[The problem] Look below and pull out each line with the word "JSON".
---------- Records to process
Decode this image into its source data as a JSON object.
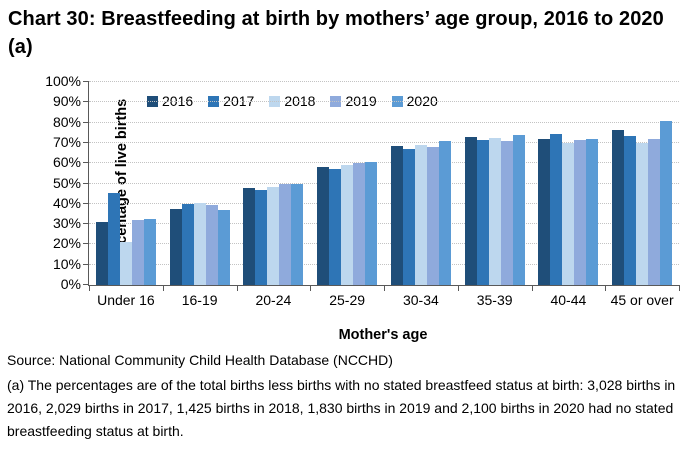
{
  "title": "Chart 30: Breastfeeding at birth by mothers’ age group, 2016 to 2020 (a)",
  "chart_data": {
    "type": "bar",
    "title": "Chart 30: Breastfeeding at birth by mothers’ age group, 2016 to 2020 (a)",
    "categories": [
      "Under 16",
      "16-19",
      "20-24",
      "25-29",
      "30-34",
      "35-39",
      "40-44",
      "45 or over"
    ],
    "series": [
      {
        "name": "2016",
        "color": "#1F4E79",
        "values": [
          31,
          37.5,
          48,
          58,
          68.5,
          73,
          72,
          76.5
        ]
      },
      {
        "name": "2017",
        "color": "#2E75B6",
        "values": [
          45.5,
          40,
          47,
          57,
          67,
          71.5,
          74.5,
          73.5
        ]
      },
      {
        "name": "2018",
        "color": "#BDD7EE",
        "values": [
          21,
          40.5,
          48.5,
          59,
          69,
          72.5,
          70,
          70
        ]
      },
      {
        "name": "2019",
        "color": "#8FAADC",
        "values": [
          32,
          39.5,
          50,
          60,
          68,
          71,
          71.5,
          72
        ]
      },
      {
        "name": "2020",
        "color": "#5B9BD5",
        "values": [
          32.5,
          37,
          50,
          60.5,
          71,
          74,
          72,
          81
        ]
      }
    ],
    "xlabel": "Mother's age",
    "ylabel": "Percentage of live births",
    "ylim": [
      0,
      100
    ],
    "ytick_step": 10,
    "ytick_labels": [
      "0%",
      "10%",
      "20%",
      "30%",
      "40%",
      "50%",
      "60%",
      "70%",
      "80%",
      "90%",
      "100%"
    ],
    "grid": "horizontal-dotted",
    "legend_position": "top-inside"
  },
  "footer": {
    "source": "Source: National Community Child Health Database (NCCHD)",
    "footnote": "(a) The percentages are of the total births less births with no stated breastfeed status at birth: 3,028 births in 2016, 2,029 births in 2017, 1,425 births in 2018, 1,830 births in 2019 and 2,100 births in 2020 had no stated breastfeeding status at birth."
  }
}
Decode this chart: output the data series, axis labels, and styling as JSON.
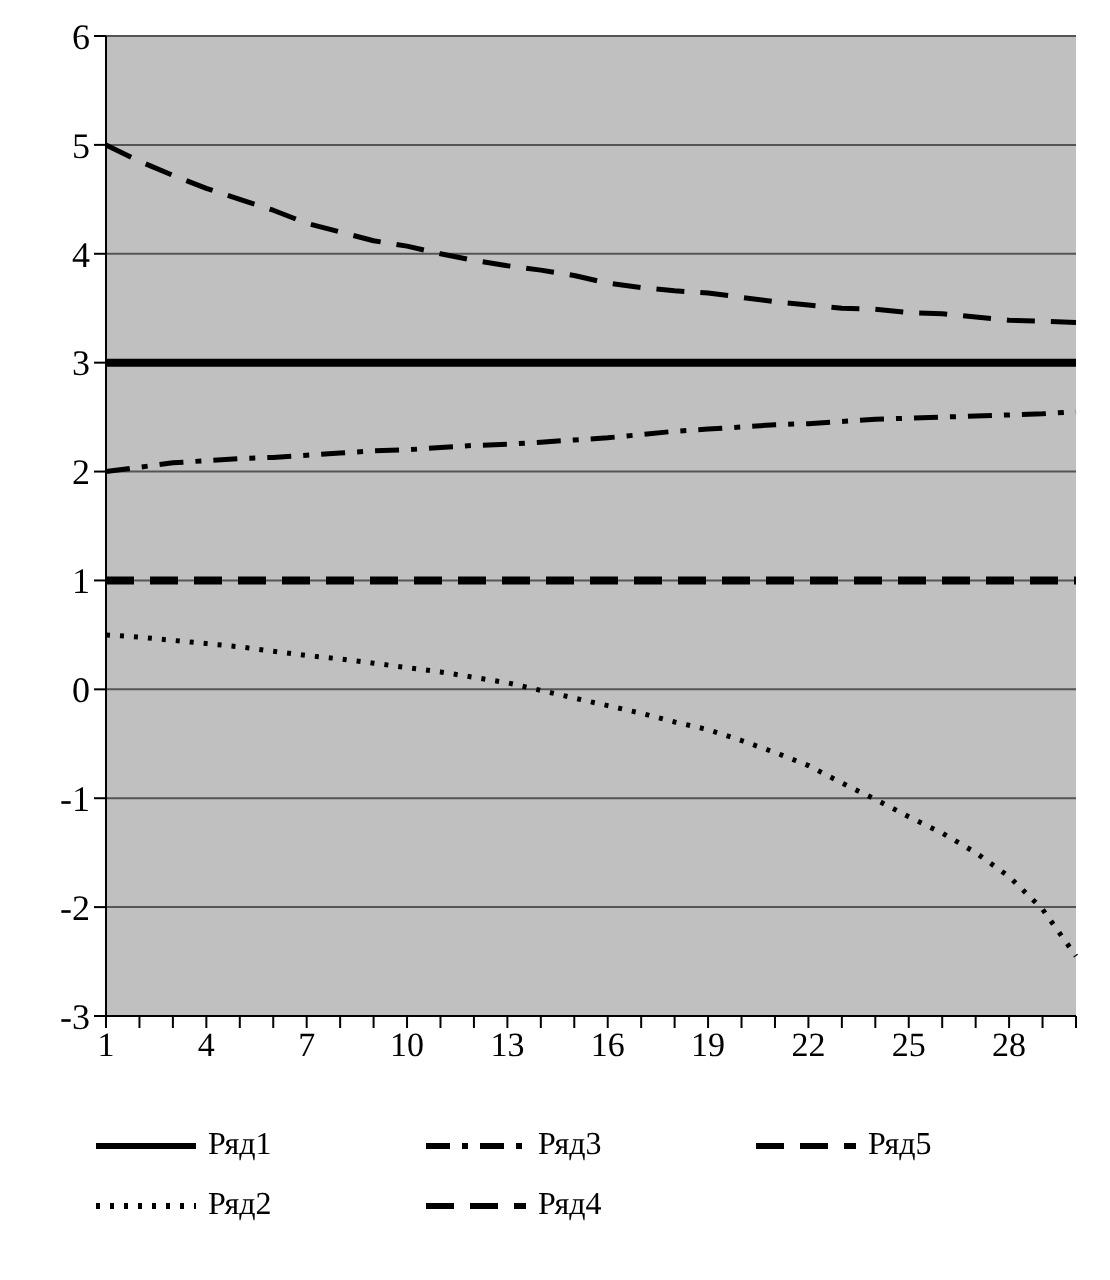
{
  "chart_data": {
    "type": "line",
    "categories": [
      "1",
      null,
      null,
      "4",
      null,
      null,
      "7",
      null,
      null,
      "10",
      null,
      null,
      "13",
      null,
      null,
      "16",
      null,
      null,
      "19",
      null,
      null,
      "22",
      null,
      null,
      "25",
      null,
      null,
      "28",
      null,
      null
    ],
    "series": [
      {
        "name": "Ряд1",
        "color": "#000000",
        "line_style": "solid",
        "values": [
          3,
          3,
          3,
          3,
          3,
          3,
          3,
          3,
          3,
          3,
          3,
          3,
          3,
          3,
          3,
          3,
          3,
          3,
          3,
          3,
          3,
          3,
          3,
          3,
          3,
          3,
          3,
          3,
          3,
          3
        ]
      },
      {
        "name": "Ряд2",
        "color": "#000000",
        "line_style": "dotted",
        "values": [
          0.5,
          0.48,
          0.45,
          0.42,
          0.39,
          0.35,
          0.31,
          0.28,
          0.24,
          0.2,
          0.16,
          0.11,
          0.06,
          -0.01,
          -0.08,
          -0.15,
          -0.22,
          -0.3,
          -0.37,
          -0.47,
          -0.58,
          -0.7,
          -0.86,
          -1.01,
          -1.17,
          -1.32,
          -1.5,
          -1.72,
          -2.02,
          -2.45
        ]
      },
      {
        "name": "Ряд3",
        "color": "#000000",
        "line_style": "dashdot",
        "values": [
          2,
          2.04,
          2.08,
          2.1,
          2.12,
          2.13,
          2.15,
          2.17,
          2.19,
          2.2,
          2.22,
          2.24,
          2.25,
          2.27,
          2.29,
          2.31,
          2.34,
          2.37,
          2.39,
          2.41,
          2.43,
          2.44,
          2.46,
          2.48,
          2.49,
          2.5,
          2.51,
          2.52,
          2.53,
          2.55
        ]
      },
      {
        "name": "Ряд4",
        "color": "#000000",
        "line_style": "dashed",
        "values": [
          5,
          4.85,
          4.72,
          4.6,
          4.5,
          4.4,
          4.28,
          4.2,
          4.12,
          4.07,
          4,
          3.94,
          3.89,
          3.85,
          3.8,
          3.73,
          3.69,
          3.66,
          3.64,
          3.6,
          3.56,
          3.53,
          3.5,
          3.49,
          3.46,
          3.45,
          3.42,
          3.39,
          3.38,
          3.37
        ]
      },
      {
        "name": "Ряд5",
        "color": "#000000",
        "line_style": "dashed",
        "values": [
          1,
          1,
          1,
          1,
          1,
          1,
          1,
          1,
          1,
          1,
          1,
          1,
          1,
          1,
          1,
          1,
          1,
          1,
          1,
          1,
          1,
          1,
          1,
          1,
          1,
          1,
          1,
          1,
          1,
          1
        ]
      }
    ],
    "ylim": [
      -3,
      6
    ],
    "yticks": [
      -3,
      -2,
      -1,
      0,
      1,
      2,
      3,
      4,
      5,
      6
    ],
    "grid": "y",
    "legend": "bottom",
    "marker": "none"
  }
}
--------------------
[Answer to the exercise]
Decode this image into its source data as a JSON object.
Decode this chart: output the data series, axis labels, and styling as JSON.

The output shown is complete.